— begin Task input —

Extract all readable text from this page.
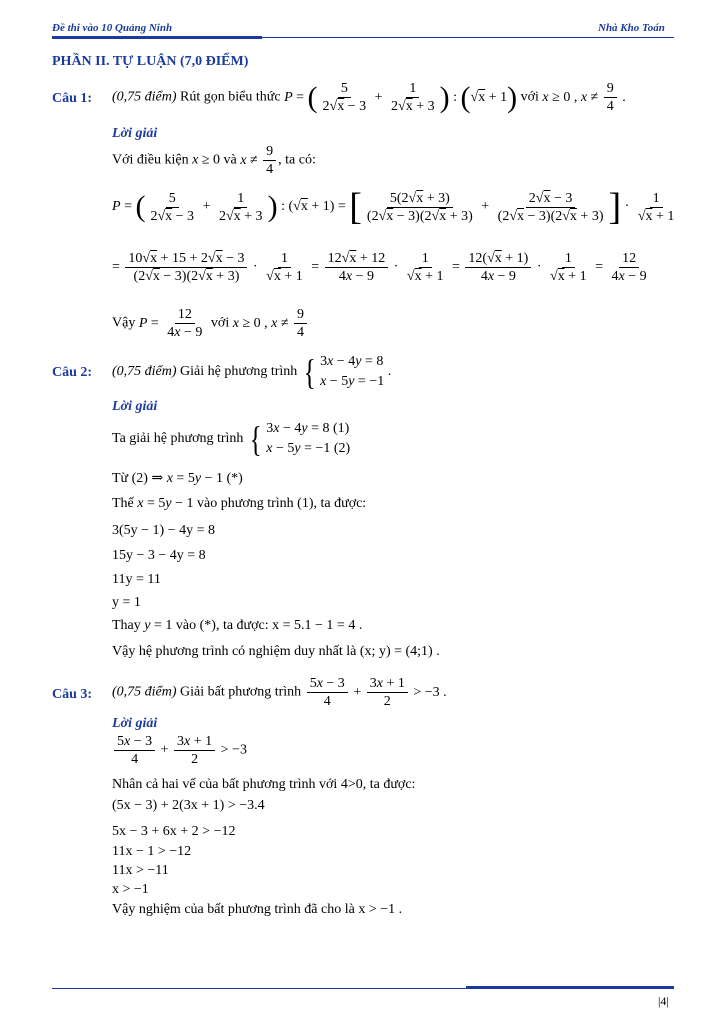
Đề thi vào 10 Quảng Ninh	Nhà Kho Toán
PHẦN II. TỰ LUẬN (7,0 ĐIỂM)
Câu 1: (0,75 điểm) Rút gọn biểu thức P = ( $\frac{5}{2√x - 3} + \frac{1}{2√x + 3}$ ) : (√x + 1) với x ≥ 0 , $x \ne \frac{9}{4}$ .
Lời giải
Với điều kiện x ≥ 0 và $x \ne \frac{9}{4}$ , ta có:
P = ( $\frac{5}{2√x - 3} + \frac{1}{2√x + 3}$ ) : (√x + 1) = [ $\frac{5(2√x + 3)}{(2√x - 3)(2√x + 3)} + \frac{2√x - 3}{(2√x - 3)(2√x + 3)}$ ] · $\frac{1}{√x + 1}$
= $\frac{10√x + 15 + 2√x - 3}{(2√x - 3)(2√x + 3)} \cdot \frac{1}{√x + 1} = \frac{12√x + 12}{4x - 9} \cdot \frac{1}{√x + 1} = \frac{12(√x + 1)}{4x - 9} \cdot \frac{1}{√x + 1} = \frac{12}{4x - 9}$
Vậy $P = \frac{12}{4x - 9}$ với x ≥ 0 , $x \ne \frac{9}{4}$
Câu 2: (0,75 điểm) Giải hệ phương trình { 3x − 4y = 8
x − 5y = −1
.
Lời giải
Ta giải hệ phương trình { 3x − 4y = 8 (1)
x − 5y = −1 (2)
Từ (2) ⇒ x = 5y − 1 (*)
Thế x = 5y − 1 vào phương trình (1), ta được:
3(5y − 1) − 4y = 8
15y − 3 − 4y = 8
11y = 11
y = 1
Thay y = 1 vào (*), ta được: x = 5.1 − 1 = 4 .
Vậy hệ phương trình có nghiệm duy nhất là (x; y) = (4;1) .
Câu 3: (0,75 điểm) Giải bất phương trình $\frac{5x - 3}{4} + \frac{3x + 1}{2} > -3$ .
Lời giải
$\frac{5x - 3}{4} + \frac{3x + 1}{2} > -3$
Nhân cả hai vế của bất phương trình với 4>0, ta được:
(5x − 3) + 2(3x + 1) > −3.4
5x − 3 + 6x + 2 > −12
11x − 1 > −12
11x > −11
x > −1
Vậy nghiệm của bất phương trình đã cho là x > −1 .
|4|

— end Task input —

- Task prompt -
Gather every line from the listing above in which "nghiệm" appears, and copy those lines.

- Solution to the exercise -
Vậy hệ phương trình có nghiệm duy nhất là (x; y) = (4;1) .
Vậy nghiệm của bất phương trình đã cho là x > −1 .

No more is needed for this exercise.